Data items:
## Start
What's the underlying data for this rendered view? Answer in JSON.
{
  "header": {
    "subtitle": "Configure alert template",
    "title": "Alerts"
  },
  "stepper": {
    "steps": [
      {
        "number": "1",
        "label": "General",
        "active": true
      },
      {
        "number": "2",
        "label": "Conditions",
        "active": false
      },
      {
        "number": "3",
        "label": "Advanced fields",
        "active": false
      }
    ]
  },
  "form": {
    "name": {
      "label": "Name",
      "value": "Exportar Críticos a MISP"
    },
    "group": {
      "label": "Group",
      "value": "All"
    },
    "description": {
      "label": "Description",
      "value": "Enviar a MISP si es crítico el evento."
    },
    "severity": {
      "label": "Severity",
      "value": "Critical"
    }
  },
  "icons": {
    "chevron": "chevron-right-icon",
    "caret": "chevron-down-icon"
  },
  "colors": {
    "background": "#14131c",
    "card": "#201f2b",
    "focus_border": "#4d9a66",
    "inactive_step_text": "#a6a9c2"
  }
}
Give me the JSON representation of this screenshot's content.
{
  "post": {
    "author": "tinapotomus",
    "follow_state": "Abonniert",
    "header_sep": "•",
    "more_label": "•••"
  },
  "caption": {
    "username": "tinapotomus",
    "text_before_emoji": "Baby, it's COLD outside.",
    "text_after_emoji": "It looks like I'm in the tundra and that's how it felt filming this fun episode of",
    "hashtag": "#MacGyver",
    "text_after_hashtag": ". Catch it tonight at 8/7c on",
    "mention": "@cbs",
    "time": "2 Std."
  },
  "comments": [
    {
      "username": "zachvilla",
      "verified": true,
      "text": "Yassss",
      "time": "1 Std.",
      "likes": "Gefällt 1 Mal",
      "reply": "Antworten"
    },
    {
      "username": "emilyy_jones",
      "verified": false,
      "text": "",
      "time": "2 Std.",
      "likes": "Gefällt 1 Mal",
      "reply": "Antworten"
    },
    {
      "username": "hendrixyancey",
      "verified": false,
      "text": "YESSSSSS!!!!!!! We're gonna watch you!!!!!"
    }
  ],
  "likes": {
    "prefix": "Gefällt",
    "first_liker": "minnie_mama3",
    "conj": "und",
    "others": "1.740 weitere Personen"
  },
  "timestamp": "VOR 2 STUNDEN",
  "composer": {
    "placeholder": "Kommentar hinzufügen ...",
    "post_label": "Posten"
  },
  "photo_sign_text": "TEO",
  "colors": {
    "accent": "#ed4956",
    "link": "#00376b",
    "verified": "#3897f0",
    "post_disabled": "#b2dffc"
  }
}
## End
*Problem description*. Repeat every line of the data, exactly and in full.

*Solution to this exercise*.
What's the underlying data for this rendered view? Answer in JSON.
{
  "header": {
    "subtitle": "Configure alert template",
    "title": "Alerts"
  },
  "stepper": {
    "steps": [
      {
        "number": "1",
        "label": "General",
        "active": true
      },
      {
        "number": "2",
        "label": "Conditions",
        "active": false
      },
      {
        "number": "3",
        "label": "Advanced fields",
        "active": false
      }
    ]
  },
  "form": {
    "name": {
      "label": "Name",
      "value": "Exportar Críticos a MISP"
    },
    "group": {
      "label": "Group",
      "value": "All"
    },
    "description": {
      "label": "Description",
      "value": "Enviar a MISP si es crítico el evento."
    },
    "severity": {
      "label": "Severity",
      "value": "Critical"
    }
  },
  "icons": {
    "chevron": "chevron-right-icon",
    "caret": "chevron-down-icon"
  },
  "colors": {
    "background": "#14131c",
    "card": "#201f2b",
    "focus_border": "#4d9a66",
    "inactive_step_text": "#a6a9c2"
  }
}
Give me the JSON representation of this screenshot's content.
{
  "post": {
    "author": "tinapotomus",
    "follow_state": "Abonniert",
    "header_sep": "•",
    "more_label": "•••"
  },
  "caption": {
    "username": "tinapotomus",
    "text_before_emoji": "Baby, it's COLD outside.",
    "text_after_emoji": "It looks like I'm in the tundra and that's how it felt filming this fun episode of",
    "hashtag": "#MacGyver",
    "text_after_hashtag": ". Catch it tonight at 8/7c on",
    "mention": "@cbs",
    "time": "2 Std."
  },
  "comments": [
    {
      "username": "zachvilla",
      "verified": true,
      "text": "Yassss",
      "time": "1 Std.",
      "likes": "Gefällt 1 Mal",
      "reply": "Antworten"
    },
    {
      "username": "emilyy_jones",
      "verified": false,
      "text": "",
      "time": "2 Std.",
      "likes": "Gefällt 1 Mal",
      "reply": "Antworten"
    },
    {
      "username": "hendrixyancey",
      "verified": false,
      "text": "YESSSSSS!!!!!!! We're gonna watch you!!!!!"
    }
  ],
  "likes": {
    "prefix": "Gefällt",
    "first_liker": "minnie_mama3",
    "conj": "und",
    "others": "1.740 weitere Personen"
  },
  "timestamp": "VOR 2 STUNDEN",
  "composer": {
    "placeholder": "Kommentar hinzufügen ...",
    "post_label": "Posten"
  },
  "photo_sign_text": "TEO",
  "colors": {
    "accent": "#ed4956",
    "link": "#00376b",
    "verified": "#3897f0",
    "post_disabled": "#b2dffc"
  }
}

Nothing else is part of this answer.